[Lines of data]
%%

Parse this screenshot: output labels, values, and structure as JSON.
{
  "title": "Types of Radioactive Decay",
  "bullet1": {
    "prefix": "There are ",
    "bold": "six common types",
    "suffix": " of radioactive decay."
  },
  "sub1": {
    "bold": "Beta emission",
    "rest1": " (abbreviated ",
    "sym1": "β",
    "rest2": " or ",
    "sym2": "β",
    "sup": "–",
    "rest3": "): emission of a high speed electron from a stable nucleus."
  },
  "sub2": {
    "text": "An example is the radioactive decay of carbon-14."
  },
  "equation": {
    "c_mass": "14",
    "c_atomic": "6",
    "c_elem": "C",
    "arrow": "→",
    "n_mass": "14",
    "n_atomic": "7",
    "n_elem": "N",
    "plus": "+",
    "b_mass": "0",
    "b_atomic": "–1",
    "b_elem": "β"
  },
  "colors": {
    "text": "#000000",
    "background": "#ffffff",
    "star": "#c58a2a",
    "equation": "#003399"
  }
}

%%

Please reproduce the entire listing, exactly as shown.

ANSWER -
Parse this screenshot: output labels, values, and structure as JSON.
{
  "title": "Types of Radioactive Decay",
  "bullet1": {
    "prefix": "There are ",
    "bold": "six common types",
    "suffix": " of radioactive decay."
  },
  "sub1": {
    "bold": "Beta emission",
    "rest1": " (abbreviated ",
    "sym1": "β",
    "rest2": " or ",
    "sym2": "β",
    "sup": "–",
    "rest3": "): emission of a high speed electron from a stable nucleus."
  },
  "sub2": {
    "text": "An example is the radioactive decay of carbon-14."
  },
  "equation": {
    "c_mass": "14",
    "c_atomic": "6",
    "c_elem": "C",
    "arrow": "→",
    "n_mass": "14",
    "n_atomic": "7",
    "n_elem": "N",
    "plus": "+",
    "b_mass": "0",
    "b_atomic": "–1",
    "b_elem": "β"
  },
  "colors": {
    "text": "#000000",
    "background": "#ffffff",
    "star": "#c58a2a",
    "equation": "#003399"
  }
}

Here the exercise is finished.